Task description.
Report how many lines hold the word "icon"; answer with the number alone.

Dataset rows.
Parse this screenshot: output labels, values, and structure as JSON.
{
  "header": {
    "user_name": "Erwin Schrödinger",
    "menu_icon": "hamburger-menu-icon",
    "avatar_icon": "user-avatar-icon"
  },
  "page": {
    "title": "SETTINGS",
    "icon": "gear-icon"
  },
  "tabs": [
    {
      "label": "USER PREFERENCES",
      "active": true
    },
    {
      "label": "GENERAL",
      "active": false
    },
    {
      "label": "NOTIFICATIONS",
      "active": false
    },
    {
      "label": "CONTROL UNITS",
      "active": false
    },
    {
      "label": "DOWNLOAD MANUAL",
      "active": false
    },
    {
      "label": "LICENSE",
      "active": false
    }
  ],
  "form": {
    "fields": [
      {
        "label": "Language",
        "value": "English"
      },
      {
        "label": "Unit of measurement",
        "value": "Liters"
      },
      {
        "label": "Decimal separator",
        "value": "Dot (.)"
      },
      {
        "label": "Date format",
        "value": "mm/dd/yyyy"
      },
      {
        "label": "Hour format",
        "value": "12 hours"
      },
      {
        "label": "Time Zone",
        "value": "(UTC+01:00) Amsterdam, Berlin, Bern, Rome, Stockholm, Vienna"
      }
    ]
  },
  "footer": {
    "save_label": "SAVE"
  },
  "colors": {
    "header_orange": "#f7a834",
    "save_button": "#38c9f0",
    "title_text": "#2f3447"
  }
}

Written reply.
3